* _What you are asked to do_
Quote the whole listing verbatim.

···

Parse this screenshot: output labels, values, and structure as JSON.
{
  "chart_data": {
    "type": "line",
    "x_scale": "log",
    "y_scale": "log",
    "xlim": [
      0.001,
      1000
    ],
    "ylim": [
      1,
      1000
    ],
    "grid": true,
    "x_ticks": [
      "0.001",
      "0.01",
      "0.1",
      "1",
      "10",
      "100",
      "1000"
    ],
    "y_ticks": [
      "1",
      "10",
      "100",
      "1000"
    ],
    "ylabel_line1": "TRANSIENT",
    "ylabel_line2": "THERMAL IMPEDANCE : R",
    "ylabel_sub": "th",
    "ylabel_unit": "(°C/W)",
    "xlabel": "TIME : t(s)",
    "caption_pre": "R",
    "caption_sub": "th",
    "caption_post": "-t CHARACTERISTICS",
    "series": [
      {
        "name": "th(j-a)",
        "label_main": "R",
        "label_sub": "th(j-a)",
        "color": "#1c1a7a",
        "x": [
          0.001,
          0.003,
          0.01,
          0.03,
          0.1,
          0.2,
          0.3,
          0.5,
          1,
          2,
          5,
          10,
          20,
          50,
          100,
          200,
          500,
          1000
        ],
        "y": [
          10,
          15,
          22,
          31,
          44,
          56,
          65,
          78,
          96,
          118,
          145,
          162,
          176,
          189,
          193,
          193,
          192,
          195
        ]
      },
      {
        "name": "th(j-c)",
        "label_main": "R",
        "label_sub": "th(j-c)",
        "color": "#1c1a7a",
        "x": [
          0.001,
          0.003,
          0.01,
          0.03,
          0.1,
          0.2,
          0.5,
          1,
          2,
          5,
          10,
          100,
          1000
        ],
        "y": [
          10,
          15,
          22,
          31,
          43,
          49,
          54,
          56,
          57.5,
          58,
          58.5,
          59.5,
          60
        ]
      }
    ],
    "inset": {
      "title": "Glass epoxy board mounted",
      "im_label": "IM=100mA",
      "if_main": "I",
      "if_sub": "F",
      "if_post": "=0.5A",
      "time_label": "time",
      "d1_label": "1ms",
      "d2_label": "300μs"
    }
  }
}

···

* _Answer in full_
Parse this screenshot: output labels, values, and structure as JSON.
{
  "chart_data": {
    "type": "line",
    "x_scale": "log",
    "y_scale": "log",
    "xlim": [
      0.001,
      1000
    ],
    "ylim": [
      1,
      1000
    ],
    "grid": true,
    "x_ticks": [
      "0.001",
      "0.01",
      "0.1",
      "1",
      "10",
      "100",
      "1000"
    ],
    "y_ticks": [
      "1",
      "10",
      "100",
      "1000"
    ],
    "ylabel_line1": "TRANSIENT",
    "ylabel_line2": "THERMAL IMPEDANCE : R",
    "ylabel_sub": "th",
    "ylabel_unit": "(°C/W)",
    "xlabel": "TIME : t(s)",
    "caption_pre": "R",
    "caption_sub": "th",
    "caption_post": "-t CHARACTERISTICS",
    "series": [
      {
        "name": "th(j-a)",
        "label_main": "R",
        "label_sub": "th(j-a)",
        "color": "#1c1a7a",
        "x": [
          0.001,
          0.003,
          0.01,
          0.03,
          0.1,
          0.2,
          0.3,
          0.5,
          1,
          2,
          5,
          10,
          20,
          50,
          100,
          200,
          500,
          1000
        ],
        "y": [
          10,
          15,
          22,
          31,
          44,
          56,
          65,
          78,
          96,
          118,
          145,
          162,
          176,
          189,
          193,
          193,
          192,
          195
        ]
      },
      {
        "name": "th(j-c)",
        "label_main": "R",
        "label_sub": "th(j-c)",
        "color": "#1c1a7a",
        "x": [
          0.001,
          0.003,
          0.01,
          0.03,
          0.1,
          0.2,
          0.5,
          1,
          2,
          5,
          10,
          100,
          1000
        ],
        "y": [
          10,
          15,
          22,
          31,
          43,
          49,
          54,
          56,
          57.5,
          58,
          58.5,
          59.5,
          60
        ]
      }
    ],
    "inset": {
      "title": "Glass epoxy board mounted",
      "im_label": "IM=100mA",
      "if_main": "I",
      "if_sub": "F",
      "if_post": "=0.5A",
      "time_label": "time",
      "d1_label": "1ms",
      "d2_label": "300μs"
    }
  }
}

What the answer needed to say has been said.